Work task
Your task is to give the entries back exactly, leaving nothing out.

____

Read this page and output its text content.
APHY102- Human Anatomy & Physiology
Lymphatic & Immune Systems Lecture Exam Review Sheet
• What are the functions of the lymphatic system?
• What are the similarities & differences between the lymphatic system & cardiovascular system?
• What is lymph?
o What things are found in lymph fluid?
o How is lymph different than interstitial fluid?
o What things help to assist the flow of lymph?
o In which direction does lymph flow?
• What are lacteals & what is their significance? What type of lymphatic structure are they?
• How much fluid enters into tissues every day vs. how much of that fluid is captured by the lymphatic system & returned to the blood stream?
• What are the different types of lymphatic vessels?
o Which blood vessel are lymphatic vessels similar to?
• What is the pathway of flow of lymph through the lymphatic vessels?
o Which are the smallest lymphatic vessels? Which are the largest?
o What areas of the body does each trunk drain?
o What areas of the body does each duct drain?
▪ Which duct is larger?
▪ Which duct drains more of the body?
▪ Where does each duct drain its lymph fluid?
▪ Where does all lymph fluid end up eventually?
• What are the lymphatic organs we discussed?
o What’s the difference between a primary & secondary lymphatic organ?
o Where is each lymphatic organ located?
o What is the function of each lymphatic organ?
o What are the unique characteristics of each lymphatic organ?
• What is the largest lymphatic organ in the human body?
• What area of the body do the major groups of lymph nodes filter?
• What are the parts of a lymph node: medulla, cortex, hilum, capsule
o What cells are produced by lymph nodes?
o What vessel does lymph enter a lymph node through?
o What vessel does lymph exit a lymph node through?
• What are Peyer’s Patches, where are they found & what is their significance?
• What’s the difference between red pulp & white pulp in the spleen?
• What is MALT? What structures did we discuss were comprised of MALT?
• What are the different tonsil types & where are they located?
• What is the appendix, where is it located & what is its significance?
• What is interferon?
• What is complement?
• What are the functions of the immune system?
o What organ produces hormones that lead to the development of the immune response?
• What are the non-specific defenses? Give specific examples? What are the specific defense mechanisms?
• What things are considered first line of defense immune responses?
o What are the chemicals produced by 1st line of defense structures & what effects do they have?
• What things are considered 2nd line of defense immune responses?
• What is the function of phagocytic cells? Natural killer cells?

____

Response
Read this page and output its text content.
APHY102- Human Anatomy & Physiology
Lymphatic & Immune Systems Lecture Exam Review Sheet
• What are the functions of the lymphatic system?
• What are the similarities & differences between the lymphatic system & cardiovascular system?
• What is lymph?
o What things are found in lymph fluid?
o How is lymph different than interstitial fluid?
o What things help to assist the flow of lymph?
o In which direction does lymph flow?
• What are lacteals & what is their significance? What type of lymphatic structure are they?
• How much fluid enters into tissues every day vs. how much of that fluid is captured by the lymphatic system & returned to the blood stream?
• What are the different types of lymphatic vessels?
o Which blood vessel are lymphatic vessels similar to?
• What is the pathway of flow of lymph through the lymphatic vessels?
o Which are the smallest lymphatic vessels? Which are the largest?
o What areas of the body does each trunk drain?
o What areas of the body does each duct drain?
▪ Which duct is larger?
▪ Which duct drains more of the body?
▪ Where does each duct drain its lymph fluid?
▪ Where does all lymph fluid end up eventually?
• What are the lymphatic organs we discussed?
o What’s the difference between a primary & secondary lymphatic organ?
o Where is each lymphatic organ located?
o What is the function of each lymphatic organ?
o What are the unique characteristics of each lymphatic organ?
• What is the largest lymphatic organ in the human body?
• What area of the body do the major groups of lymph nodes filter?
• What are the parts of a lymph node: medulla, cortex, hilum, capsule
o What cells are produced by lymph nodes?
o What vessel does lymph enter a lymph node through?
o What vessel does lymph exit a lymph node through?
• What are Peyer’s Patches, where are they found & what is their significance?
• What’s the difference between red pulp & white pulp in the spleen?
• What is MALT? What structures did we discuss were comprised of MALT?
• What are the different tonsil types & where are they located?
• What is the appendix, where is it located & what is its significance?
• What is interferon?
• What is complement?
• What are the functions of the immune system?
o What organ produces hormones that lead to the development of the immune response?
• What are the non-specific defenses? Give specific examples? What are the specific defense mechanisms?
• What things are considered first line of defense immune responses?
o What are the chemicals produced by 1st line of defense structures & what effects do they have?
• What things are considered 2nd line of defense immune responses?
• What is the function of phagocytic cells? Natural killer cells?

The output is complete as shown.